* [Actions to take]
A) Answer these from the salad discussion, one answer per line:
(i) How do restaurant salads, even side salads, taste to the writer compared with their own?
(ii) What dressing tip does the discussion give?
(iii) Which lettuce is described as "pretty worthless"?
B) Write a continuation of the salad discussion, starting after its final sentence.

Lettuce discuss... salad

I know I should be eating more salad. I’m talking about the green salad, tossed salad, with fresh greens, other stuff, dressing.

I do not have a gift for making salad. Restaurant salads, even the little piddly “side salads,” always taste better to me than my own. I buy already assembled salads, and most of the time I’ll eat some of it over a couple of days, but let the rest deteriorate into a science project in the fridge before I feel justified in throwing it away. Yes, I admit am a bad person.

Any advice, tips, recipes, guidance? What greens to buy? How to keep them, what else to add, toppings, dressing. What are your favorite combos?

What type of salads do you like at restaurants? That might help narrow down what type you’d like at home.

One tip I do - always make your own dressing. It makes a huge, huge difference. It’s usually easy and you can make enough for several salads.

First, you have the lettuce component. I find iceberg to be pretty worthless. Go with some mixed greens or maybe some spinach. Leaf lettuces are good. Butter lettuce is good. To some extent, it’s a question of what’s on sale.

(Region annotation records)
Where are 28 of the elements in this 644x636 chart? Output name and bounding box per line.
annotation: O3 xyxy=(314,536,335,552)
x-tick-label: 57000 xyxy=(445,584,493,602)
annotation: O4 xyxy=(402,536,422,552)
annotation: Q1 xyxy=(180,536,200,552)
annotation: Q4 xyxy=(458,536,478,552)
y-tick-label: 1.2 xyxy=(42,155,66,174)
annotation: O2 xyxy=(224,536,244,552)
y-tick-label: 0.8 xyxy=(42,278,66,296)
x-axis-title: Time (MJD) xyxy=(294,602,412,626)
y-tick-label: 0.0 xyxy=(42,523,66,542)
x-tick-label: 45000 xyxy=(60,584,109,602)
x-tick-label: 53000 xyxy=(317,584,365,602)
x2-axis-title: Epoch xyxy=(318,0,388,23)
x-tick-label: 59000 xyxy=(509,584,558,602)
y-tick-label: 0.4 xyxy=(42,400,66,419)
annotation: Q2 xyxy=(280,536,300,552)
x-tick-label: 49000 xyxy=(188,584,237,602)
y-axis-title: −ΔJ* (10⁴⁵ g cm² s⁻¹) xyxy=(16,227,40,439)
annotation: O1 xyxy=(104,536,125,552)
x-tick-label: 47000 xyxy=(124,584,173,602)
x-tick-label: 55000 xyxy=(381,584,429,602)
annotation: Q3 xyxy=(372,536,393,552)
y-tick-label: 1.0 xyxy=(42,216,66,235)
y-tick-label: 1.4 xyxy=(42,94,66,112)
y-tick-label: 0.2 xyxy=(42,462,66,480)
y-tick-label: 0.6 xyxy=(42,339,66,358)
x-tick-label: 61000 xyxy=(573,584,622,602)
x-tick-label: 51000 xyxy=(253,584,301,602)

* [Expected outputs]
A)
(i) They always taste better.
(ii) Always make your own dressing.
(iii) Iceberg.

B)
Next, let’s talk veggies. I’m not super adventurous but I love red onion, green onion, bell peppers, grilled asparagus, mushrooms, jicama, black olives, broccoli, cabbage, kale, and a few more if I think about it. Cucumber slices (they make me burp), tomatoes, corn niblets maybe, some grated carrots,

Next let’s talk cheeses. I love me some feta, parm, cotija, and others.

And let’s go to the (optional) meats. Grilled chicken, grilled steak, deli ham bits, maybe some bacon…would you go pepperoni, salami, or bits of deli turkey etc.? Maybe some shrimp or krab?

Next, there’s dressings. Want to go lo cal vinaigrette or maybe a ranch variety? Mrs. L puts Herdez guac salsa on a lot of her salads. Hell, there’s a whole salad dressing aisle, right?

I always put coarse ground black pepper on mine, as well as some garlic powder. I usually avoid the carbs but you could also look at croutons and tortilla strips.

I will also put fresh pineapple in, maybe some walnuts (yum!) or sunflower seeds. If I’m super fancy I’ll slice up some hard boiled egg for it.

So there are lots of combinations you could try. The fun of salads, I think, is that every once in awhile you get it just right.

I like flat leaf parsley and cilantro mixed into my salad greens. The greens are less important: romaine, iceberg, arugula/rocket, sprouts, endive, etc. all good. For reference, I’m working through a bag of arugula right now.

Love the ginger garlic dressing from a ‘Japanese Steak House’ but you must double the ginger and double the garlic.

Get a salad spinner

Very easy salad dressing is just some red wine vinegar, some olive oil, Italian seasoning, some garlic, a touch of pepper, and maybe a bit of salt.

Make your own croutons too.

If you have any sort of bakery nearby, they will sell day old bread. I’m a bit partial to sourdough, but pretty much anything will do, depending on your preferences.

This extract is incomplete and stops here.